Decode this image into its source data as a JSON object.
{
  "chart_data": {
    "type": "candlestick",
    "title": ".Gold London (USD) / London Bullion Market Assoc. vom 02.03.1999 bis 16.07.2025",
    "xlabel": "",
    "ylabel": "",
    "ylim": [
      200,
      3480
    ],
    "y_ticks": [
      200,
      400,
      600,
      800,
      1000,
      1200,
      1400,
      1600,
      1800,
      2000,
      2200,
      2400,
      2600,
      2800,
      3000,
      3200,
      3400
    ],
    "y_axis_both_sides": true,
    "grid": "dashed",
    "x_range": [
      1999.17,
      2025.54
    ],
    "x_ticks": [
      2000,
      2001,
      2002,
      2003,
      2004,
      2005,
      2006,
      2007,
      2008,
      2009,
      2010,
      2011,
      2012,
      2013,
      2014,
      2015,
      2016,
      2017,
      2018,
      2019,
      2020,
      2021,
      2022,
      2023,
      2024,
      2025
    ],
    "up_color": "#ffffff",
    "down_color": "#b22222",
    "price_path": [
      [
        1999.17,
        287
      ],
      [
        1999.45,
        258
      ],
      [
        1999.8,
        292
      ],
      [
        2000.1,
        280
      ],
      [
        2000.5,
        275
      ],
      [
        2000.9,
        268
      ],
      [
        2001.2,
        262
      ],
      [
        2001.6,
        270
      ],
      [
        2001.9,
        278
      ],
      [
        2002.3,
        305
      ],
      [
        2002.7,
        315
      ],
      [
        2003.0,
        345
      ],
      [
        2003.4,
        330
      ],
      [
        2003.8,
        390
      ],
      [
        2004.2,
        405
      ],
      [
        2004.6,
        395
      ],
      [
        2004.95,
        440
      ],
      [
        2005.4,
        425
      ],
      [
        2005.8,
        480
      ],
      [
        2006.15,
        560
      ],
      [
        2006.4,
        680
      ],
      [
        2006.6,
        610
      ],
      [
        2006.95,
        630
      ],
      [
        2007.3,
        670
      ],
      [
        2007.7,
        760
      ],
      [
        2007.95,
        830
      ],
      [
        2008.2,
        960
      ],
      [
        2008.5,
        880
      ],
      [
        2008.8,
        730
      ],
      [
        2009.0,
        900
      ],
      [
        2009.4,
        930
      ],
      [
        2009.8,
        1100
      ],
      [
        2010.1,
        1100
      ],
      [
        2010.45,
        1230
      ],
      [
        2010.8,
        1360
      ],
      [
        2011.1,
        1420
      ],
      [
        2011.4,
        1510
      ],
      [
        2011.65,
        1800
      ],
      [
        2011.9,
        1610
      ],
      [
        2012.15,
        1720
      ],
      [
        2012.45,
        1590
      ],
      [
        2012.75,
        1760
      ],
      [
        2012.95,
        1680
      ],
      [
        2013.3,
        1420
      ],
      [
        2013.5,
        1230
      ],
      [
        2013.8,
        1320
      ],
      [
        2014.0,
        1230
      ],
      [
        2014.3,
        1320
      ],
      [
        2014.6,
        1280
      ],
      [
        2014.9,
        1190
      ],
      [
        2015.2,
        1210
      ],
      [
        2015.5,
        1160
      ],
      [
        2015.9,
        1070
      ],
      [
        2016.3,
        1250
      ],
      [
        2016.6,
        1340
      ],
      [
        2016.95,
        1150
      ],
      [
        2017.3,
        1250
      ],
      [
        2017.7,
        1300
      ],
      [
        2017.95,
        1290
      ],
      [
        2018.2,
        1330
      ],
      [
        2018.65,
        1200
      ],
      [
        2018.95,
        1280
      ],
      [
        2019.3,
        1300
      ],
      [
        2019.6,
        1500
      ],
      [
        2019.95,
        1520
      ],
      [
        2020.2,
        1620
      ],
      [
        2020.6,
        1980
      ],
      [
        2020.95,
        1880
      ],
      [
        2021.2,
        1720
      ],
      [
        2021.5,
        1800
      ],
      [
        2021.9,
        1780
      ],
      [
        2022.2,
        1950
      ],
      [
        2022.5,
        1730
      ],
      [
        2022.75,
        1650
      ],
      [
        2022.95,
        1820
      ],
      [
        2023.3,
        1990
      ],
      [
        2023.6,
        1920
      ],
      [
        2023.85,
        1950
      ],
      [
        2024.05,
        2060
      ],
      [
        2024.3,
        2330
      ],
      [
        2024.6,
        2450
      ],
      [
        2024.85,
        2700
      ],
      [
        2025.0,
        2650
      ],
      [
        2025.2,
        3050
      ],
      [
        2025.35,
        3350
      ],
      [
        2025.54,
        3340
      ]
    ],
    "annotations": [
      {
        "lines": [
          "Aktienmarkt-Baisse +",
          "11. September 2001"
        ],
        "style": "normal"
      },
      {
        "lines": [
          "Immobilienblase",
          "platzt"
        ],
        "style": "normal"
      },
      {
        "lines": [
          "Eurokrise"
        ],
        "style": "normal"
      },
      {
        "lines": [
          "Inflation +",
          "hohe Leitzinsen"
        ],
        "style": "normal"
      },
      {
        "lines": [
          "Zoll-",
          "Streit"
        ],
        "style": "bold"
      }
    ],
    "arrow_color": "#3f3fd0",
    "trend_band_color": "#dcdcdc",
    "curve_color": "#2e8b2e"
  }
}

▬▬▬

(Work to be completed) Copy all of the material word for word.

(Answer to this problem)
Decode this image into its source data as a JSON object.
{
  "chart_data": {
    "type": "candlestick",
    "title": ".Gold London (USD) / London Bullion Market Assoc. vom 02.03.1999 bis 16.07.2025",
    "xlabel": "",
    "ylabel": "",
    "ylim": [
      200,
      3480
    ],
    "y_ticks": [
      200,
      400,
      600,
      800,
      1000,
      1200,
      1400,
      1600,
      1800,
      2000,
      2200,
      2400,
      2600,
      2800,
      3000,
      3200,
      3400
    ],
    "y_axis_both_sides": true,
    "grid": "dashed",
    "x_range": [
      1999.17,
      2025.54
    ],
    "x_ticks": [
      2000,
      2001,
      2002,
      2003,
      2004,
      2005,
      2006,
      2007,
      2008,
      2009,
      2010,
      2011,
      2012,
      2013,
      2014,
      2015,
      2016,
      2017,
      2018,
      2019,
      2020,
      2021,
      2022,
      2023,
      2024,
      2025
    ],
    "up_color": "#ffffff",
    "down_color": "#b22222",
    "price_path": [
      [
        1999.17,
        287
      ],
      [
        1999.45,
        258
      ],
      [
        1999.8,
        292
      ],
      [
        2000.1,
        280
      ],
      [
        2000.5,
        275
      ],
      [
        2000.9,
        268
      ],
      [
        2001.2,
        262
      ],
      [
        2001.6,
        270
      ],
      [
        2001.9,
        278
      ],
      [
        2002.3,
        305
      ],
      [
        2002.7,
        315
      ],
      [
        2003.0,
        345
      ],
      [
        2003.4,
        330
      ],
      [
        2003.8,
        390
      ],
      [
        2004.2,
        405
      ],
      [
        2004.6,
        395
      ],
      [
        2004.95,
        440
      ],
      [
        2005.4,
        425
      ],
      [
        2005.8,
        480
      ],
      [
        2006.15,
        560
      ],
      [
        2006.4,
        680
      ],
      [
        2006.6,
        610
      ],
      [
        2006.95,
        630
      ],
      [
        2007.3,
        670
      ],
      [
        2007.7,
        760
      ],
      [
        2007.95,
        830
      ],
      [
        2008.2,
        960
      ],
      [
        2008.5,
        880
      ],
      [
        2008.8,
        730
      ],
      [
        2009.0,
        900
      ],
      [
        2009.4,
        930
      ],
      [
        2009.8,
        1100
      ],
      [
        2010.1,
        1100
      ],
      [
        2010.45,
        1230
      ],
      [
        2010.8,
        1360
      ],
      [
        2011.1,
        1420
      ],
      [
        2011.4,
        1510
      ],
      [
        2011.65,
        1800
      ],
      [
        2011.9,
        1610
      ],
      [
        2012.15,
        1720
      ],
      [
        2012.45,
        1590
      ],
      [
        2012.75,
        1760
      ],
      [
        2012.95,
        1680
      ],
      [
        2013.3,
        1420
      ],
      [
        2013.5,
        1230
      ],
      [
        2013.8,
        1320
      ],
      [
        2014.0,
        1230
      ],
      [
        2014.3,
        1320
      ],
      [
        2014.6,
        1280
      ],
      [
        2014.9,
        1190
      ],
      [
        2015.2,
        1210
      ],
      [
        2015.5,
        1160
      ],
      [
        2015.9,
        1070
      ],
      [
        2016.3,
        1250
      ],
      [
        2016.6,
        1340
      ],
      [
        2016.95,
        1150
      ],
      [
        2017.3,
        1250
      ],
      [
        2017.7,
        1300
      ],
      [
        2017.95,
        1290
      ],
      [
        2018.2,
        1330
      ],
      [
        2018.65,
        1200
      ],
      [
        2018.95,
        1280
      ],
      [
        2019.3,
        1300
      ],
      [
        2019.6,
        1500
      ],
      [
        2019.95,
        1520
      ],
      [
        2020.2,
        1620
      ],
      [
        2020.6,
        1980
      ],
      [
        2020.95,
        1880
      ],
      [
        2021.2,
        1720
      ],
      [
        2021.5,
        1800
      ],
      [
        2021.9,
        1780
      ],
      [
        2022.2,
        1950
      ],
      [
        2022.5,
        1730
      ],
      [
        2022.75,
        1650
      ],
      [
        2022.95,
        1820
      ],
      [
        2023.3,
        1990
      ],
      [
        2023.6,
        1920
      ],
      [
        2023.85,
        1950
      ],
      [
        2024.05,
        2060
      ],
      [
        2024.3,
        2330
      ],
      [
        2024.6,
        2450
      ],
      [
        2024.85,
        2700
      ],
      [
        2025.0,
        2650
      ],
      [
        2025.2,
        3050
      ],
      [
        2025.35,
        3350
      ],
      [
        2025.54,
        3340
      ]
    ],
    "annotations": [
      {
        "lines": [
          "Aktienmarkt-Baisse +",
          "11. September 2001"
        ],
        "style": "normal"
      },
      {
        "lines": [
          "Immobilienblase",
          "platzt"
        ],
        "style": "normal"
      },
      {
        "lines": [
          "Eurokrise"
        ],
        "style": "normal"
      },
      {
        "lines": [
          "Inflation +",
          "hohe Leitzinsen"
        ],
        "style": "normal"
      },
      {
        "lines": [
          "Zoll-",
          "Streit"
        ],
        "style": "bold"
      }
    ],
    "arrow_color": "#3f3fd0",
    "trend_band_color": "#dcdcdc",
    "curve_color": "#2e8b2e"
  }
}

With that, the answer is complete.